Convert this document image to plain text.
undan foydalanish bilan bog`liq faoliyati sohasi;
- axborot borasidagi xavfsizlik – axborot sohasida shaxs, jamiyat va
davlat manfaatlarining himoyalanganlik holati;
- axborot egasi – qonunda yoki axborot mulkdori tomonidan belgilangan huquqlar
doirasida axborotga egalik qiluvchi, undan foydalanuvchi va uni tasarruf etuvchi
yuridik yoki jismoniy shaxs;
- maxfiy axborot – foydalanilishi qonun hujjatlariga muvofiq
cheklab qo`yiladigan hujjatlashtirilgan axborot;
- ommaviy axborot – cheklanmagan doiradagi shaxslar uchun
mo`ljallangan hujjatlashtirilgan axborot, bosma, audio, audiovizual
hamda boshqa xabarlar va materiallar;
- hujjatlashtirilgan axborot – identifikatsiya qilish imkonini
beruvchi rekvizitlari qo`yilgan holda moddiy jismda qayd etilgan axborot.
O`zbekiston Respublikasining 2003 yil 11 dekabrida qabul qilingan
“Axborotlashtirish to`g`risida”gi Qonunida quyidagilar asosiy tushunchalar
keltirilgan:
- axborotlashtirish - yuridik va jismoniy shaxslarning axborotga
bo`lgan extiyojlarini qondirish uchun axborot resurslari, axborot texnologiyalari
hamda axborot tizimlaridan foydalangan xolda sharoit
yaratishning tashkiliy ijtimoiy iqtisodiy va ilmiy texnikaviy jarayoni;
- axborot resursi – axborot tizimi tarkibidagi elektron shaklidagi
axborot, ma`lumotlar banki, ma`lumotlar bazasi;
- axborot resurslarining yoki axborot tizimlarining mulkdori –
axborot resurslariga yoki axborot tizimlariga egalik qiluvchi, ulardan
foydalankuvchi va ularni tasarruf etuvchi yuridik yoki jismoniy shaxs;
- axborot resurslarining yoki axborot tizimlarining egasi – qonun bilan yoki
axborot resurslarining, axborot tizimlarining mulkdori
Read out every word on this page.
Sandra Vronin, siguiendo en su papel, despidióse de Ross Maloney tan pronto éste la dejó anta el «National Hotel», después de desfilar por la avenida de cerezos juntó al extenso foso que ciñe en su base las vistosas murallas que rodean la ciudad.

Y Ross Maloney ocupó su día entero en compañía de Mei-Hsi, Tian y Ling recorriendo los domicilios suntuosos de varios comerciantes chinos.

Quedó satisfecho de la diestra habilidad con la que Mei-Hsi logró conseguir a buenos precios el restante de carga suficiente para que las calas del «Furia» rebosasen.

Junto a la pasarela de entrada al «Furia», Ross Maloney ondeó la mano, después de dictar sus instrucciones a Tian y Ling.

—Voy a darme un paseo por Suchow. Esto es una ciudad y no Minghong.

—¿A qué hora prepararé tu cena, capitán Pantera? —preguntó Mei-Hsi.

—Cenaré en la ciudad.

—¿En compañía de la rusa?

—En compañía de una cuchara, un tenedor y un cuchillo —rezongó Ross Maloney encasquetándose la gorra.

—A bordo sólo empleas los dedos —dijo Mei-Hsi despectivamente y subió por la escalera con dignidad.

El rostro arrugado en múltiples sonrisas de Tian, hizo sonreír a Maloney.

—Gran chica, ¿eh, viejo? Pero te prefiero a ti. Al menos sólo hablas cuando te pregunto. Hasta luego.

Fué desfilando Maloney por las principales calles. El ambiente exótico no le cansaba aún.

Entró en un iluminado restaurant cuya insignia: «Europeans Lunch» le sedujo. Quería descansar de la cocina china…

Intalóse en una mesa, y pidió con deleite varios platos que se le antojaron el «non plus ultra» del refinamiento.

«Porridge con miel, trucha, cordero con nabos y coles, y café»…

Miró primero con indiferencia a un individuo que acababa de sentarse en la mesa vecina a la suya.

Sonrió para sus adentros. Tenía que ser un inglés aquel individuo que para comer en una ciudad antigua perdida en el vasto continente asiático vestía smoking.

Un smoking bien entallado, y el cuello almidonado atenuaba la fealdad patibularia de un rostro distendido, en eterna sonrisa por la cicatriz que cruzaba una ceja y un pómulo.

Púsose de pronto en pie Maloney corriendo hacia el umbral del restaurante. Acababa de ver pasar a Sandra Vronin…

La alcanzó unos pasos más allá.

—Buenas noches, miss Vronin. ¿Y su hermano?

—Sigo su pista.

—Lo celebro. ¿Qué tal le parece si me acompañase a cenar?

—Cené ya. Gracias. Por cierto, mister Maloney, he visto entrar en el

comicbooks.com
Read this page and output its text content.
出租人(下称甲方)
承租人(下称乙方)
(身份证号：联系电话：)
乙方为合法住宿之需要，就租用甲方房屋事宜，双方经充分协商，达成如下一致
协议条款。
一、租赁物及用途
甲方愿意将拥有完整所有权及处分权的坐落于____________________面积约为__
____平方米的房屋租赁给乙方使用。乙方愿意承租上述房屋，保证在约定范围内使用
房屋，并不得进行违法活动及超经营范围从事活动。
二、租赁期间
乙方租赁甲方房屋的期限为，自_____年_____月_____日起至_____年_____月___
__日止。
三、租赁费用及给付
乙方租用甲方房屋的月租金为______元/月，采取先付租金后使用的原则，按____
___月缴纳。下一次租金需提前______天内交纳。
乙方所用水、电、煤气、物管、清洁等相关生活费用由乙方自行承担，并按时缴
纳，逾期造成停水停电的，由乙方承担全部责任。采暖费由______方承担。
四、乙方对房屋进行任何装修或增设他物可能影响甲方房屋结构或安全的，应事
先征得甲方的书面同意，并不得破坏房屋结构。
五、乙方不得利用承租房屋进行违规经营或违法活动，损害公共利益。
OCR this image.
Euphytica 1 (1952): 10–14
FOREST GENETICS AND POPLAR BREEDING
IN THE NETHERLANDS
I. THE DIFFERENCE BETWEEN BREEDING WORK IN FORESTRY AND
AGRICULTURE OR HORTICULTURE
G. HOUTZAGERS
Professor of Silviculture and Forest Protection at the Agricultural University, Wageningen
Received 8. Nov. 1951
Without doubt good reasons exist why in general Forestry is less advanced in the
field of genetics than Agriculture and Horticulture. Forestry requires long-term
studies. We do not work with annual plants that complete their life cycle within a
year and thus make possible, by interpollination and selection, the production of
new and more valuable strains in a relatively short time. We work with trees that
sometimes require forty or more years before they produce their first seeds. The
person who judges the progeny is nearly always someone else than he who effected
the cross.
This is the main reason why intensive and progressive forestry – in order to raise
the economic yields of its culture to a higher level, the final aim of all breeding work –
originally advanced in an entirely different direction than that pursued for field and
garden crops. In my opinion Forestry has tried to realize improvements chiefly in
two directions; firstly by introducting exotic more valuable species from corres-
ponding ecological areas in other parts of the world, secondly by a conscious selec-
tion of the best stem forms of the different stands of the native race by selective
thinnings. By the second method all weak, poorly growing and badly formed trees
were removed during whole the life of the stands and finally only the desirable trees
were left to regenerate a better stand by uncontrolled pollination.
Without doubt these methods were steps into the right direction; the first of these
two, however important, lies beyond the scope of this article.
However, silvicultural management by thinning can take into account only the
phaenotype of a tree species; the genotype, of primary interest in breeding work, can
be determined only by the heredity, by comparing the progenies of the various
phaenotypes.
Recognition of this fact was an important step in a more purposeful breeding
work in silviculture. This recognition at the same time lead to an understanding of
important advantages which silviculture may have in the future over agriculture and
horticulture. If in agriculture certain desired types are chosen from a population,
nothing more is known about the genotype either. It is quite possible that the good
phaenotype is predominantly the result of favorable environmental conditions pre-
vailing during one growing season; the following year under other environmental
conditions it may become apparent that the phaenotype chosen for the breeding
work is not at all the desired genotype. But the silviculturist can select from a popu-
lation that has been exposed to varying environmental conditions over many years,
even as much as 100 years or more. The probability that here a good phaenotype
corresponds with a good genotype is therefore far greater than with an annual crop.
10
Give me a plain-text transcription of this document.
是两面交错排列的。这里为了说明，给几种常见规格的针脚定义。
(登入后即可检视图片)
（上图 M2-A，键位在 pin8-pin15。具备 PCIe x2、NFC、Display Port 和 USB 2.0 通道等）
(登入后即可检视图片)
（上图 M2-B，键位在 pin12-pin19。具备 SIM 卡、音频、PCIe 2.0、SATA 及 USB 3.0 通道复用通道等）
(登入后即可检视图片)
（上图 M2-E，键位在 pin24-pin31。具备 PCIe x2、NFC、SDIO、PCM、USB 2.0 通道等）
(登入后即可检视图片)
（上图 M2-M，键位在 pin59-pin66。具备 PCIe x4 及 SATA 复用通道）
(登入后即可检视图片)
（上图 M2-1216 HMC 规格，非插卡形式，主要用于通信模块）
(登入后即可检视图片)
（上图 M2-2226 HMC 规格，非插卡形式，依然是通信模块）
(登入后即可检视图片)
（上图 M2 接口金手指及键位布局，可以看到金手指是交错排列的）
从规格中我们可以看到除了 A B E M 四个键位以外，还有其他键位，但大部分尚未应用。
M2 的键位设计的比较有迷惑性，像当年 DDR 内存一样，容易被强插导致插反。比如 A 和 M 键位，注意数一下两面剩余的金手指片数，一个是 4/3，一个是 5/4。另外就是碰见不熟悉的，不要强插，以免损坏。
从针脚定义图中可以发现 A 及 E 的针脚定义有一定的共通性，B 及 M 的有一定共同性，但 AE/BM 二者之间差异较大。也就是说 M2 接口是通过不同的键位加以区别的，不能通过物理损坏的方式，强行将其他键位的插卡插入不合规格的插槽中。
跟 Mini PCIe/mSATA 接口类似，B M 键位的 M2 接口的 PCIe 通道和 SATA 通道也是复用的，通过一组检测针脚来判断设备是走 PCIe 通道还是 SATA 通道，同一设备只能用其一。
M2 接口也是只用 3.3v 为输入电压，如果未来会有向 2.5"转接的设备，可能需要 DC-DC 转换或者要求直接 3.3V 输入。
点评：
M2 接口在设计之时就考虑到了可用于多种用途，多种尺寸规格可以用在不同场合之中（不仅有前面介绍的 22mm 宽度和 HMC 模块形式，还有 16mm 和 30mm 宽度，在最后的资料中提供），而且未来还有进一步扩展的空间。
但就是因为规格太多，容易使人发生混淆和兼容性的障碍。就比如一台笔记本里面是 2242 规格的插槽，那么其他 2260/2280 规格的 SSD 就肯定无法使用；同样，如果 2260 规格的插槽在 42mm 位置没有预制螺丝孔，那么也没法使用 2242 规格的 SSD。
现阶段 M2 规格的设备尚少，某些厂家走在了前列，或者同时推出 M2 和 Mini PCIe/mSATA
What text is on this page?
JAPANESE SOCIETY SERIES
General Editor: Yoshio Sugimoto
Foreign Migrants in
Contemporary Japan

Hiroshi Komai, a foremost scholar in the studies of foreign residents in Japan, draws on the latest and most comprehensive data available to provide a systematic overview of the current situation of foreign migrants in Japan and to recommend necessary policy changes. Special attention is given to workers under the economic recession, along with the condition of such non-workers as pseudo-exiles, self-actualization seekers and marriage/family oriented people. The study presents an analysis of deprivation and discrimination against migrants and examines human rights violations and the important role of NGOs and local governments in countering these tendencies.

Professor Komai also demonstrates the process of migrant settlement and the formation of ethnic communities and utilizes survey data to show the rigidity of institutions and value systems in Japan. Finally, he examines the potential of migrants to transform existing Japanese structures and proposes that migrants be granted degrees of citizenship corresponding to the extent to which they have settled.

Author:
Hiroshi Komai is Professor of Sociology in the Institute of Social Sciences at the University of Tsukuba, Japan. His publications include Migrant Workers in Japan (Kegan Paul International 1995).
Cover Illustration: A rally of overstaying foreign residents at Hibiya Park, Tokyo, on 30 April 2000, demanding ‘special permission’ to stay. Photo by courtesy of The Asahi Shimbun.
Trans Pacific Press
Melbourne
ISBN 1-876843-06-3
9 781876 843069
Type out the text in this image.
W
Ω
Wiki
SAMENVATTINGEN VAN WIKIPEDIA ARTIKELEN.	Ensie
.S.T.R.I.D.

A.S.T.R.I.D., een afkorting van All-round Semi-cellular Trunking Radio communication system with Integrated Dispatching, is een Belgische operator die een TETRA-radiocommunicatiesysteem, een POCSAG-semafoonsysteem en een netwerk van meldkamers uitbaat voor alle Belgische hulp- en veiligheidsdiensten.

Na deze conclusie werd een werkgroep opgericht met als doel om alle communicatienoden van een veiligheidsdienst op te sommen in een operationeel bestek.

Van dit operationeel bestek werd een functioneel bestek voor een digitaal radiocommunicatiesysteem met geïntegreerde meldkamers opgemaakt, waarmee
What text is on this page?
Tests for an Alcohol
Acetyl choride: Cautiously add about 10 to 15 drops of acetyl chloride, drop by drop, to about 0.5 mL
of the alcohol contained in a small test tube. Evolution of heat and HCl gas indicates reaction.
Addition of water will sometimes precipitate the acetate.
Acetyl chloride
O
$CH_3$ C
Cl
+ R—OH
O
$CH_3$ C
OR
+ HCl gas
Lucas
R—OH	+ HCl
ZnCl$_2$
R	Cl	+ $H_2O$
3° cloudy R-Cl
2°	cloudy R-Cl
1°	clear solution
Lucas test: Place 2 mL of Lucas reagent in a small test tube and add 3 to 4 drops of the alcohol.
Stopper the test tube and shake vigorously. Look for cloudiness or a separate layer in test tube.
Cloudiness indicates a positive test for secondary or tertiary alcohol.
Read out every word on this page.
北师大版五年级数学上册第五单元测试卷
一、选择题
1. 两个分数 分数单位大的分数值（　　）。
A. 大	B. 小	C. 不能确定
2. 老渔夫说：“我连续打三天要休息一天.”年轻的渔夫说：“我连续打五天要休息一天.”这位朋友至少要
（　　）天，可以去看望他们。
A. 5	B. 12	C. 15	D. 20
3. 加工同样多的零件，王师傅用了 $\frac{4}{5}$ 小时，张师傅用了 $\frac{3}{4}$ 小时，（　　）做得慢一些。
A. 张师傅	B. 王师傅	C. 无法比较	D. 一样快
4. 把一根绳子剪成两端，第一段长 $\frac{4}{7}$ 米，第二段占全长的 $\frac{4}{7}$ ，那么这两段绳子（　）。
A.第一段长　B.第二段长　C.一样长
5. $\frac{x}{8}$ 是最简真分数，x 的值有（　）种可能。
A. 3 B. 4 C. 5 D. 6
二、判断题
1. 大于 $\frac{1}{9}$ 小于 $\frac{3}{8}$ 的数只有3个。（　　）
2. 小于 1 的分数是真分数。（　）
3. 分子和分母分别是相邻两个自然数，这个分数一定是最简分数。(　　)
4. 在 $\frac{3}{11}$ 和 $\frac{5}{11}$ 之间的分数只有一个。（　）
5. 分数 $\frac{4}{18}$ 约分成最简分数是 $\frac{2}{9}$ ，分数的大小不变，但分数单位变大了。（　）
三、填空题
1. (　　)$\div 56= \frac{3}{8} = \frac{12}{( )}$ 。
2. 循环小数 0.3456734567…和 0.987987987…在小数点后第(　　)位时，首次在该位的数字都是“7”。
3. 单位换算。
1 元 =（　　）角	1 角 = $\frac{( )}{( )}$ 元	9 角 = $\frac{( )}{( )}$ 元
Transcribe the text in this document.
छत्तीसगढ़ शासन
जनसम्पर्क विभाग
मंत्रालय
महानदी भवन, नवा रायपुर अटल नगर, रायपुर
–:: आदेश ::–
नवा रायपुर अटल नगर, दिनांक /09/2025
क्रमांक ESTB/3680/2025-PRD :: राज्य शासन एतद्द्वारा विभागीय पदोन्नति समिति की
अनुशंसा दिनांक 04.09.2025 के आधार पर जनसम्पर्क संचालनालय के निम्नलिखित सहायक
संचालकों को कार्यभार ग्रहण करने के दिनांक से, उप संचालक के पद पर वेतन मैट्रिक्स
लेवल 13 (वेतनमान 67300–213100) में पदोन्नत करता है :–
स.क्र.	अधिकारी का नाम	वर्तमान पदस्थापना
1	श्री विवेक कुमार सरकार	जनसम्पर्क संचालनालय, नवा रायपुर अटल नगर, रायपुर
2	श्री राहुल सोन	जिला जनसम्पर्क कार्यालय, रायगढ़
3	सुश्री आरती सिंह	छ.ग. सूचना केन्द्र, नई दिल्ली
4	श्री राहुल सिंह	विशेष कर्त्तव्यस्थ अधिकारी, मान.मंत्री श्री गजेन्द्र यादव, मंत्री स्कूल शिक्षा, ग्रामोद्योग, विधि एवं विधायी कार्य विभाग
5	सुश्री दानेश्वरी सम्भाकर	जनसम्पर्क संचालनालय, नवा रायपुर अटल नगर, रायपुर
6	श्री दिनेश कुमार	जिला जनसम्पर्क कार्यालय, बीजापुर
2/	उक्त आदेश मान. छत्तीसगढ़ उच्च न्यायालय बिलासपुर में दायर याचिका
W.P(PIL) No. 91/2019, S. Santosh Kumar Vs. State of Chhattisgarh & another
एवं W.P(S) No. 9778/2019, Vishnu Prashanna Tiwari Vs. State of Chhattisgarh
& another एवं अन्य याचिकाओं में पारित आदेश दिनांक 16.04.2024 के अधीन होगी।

* * *

Search the lines for the word "advanced" and report how many contain it, by number only.

2